Set exercise:
Find every line in the records below that holds the word "document", and copy each one.

• • • • •

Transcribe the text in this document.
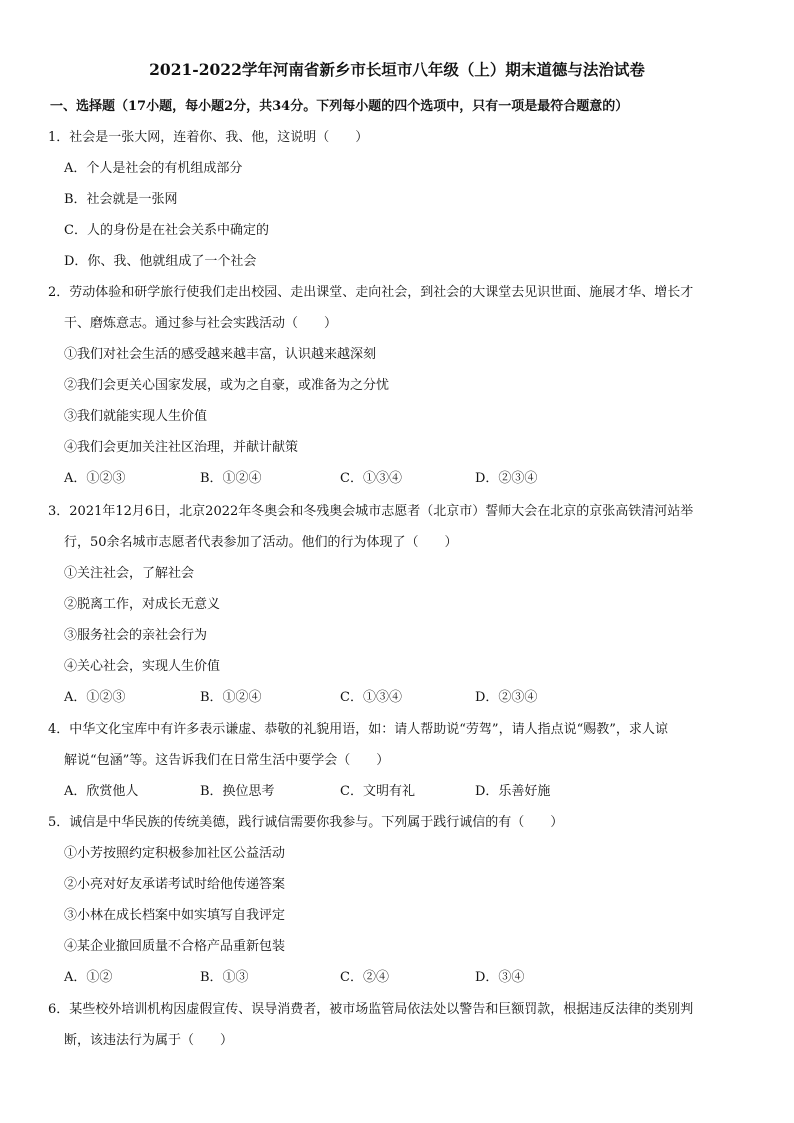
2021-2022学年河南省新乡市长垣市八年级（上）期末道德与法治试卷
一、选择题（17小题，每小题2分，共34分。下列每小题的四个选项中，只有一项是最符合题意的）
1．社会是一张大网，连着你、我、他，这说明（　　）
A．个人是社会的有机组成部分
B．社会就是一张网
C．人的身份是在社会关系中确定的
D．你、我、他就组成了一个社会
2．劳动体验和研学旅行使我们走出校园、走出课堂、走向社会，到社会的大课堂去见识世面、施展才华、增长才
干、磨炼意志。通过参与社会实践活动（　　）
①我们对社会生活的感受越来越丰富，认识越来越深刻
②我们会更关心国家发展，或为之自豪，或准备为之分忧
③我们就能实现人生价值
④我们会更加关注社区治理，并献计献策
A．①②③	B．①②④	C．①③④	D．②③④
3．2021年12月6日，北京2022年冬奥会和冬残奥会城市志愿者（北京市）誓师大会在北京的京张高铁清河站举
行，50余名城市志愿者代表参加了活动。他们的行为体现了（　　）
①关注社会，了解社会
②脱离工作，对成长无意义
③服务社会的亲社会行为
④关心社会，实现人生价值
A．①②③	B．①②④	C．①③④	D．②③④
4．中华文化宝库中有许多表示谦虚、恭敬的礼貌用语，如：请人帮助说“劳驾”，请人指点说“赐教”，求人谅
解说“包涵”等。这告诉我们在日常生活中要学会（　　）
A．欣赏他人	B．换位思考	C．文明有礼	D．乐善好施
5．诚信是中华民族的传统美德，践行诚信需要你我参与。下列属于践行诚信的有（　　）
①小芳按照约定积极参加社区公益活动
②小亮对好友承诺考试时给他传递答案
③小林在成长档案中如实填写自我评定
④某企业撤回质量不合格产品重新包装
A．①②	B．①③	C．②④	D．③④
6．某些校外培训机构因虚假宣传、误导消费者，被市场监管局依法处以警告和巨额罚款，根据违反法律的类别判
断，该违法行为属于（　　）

• • • • •

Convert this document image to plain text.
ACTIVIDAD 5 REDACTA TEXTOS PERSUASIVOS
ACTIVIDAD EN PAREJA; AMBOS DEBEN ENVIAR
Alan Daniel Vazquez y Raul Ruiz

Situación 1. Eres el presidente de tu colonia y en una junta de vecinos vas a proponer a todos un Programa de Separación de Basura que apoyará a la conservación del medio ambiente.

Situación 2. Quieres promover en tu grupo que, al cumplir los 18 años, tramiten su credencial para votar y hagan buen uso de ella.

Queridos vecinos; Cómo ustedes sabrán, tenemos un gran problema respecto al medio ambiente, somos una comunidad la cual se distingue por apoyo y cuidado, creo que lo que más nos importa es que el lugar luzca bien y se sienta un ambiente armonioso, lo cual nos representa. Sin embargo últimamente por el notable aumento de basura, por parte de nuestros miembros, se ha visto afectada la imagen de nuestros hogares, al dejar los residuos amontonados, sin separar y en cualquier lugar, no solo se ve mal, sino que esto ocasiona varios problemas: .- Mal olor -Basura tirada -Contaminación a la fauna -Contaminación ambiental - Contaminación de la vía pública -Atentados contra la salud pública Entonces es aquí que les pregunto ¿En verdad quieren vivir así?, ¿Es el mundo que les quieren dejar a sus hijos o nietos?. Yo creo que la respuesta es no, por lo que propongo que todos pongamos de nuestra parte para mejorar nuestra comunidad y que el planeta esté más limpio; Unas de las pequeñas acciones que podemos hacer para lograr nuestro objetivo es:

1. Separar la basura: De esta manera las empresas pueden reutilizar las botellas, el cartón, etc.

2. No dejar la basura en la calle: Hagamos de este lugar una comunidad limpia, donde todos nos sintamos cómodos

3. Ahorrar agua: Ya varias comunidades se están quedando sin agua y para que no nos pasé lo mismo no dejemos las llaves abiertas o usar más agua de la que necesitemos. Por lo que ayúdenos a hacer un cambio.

• • • • •

Answer to this exercise:
Transcribe the text in this document.
Convert this document image to plain text.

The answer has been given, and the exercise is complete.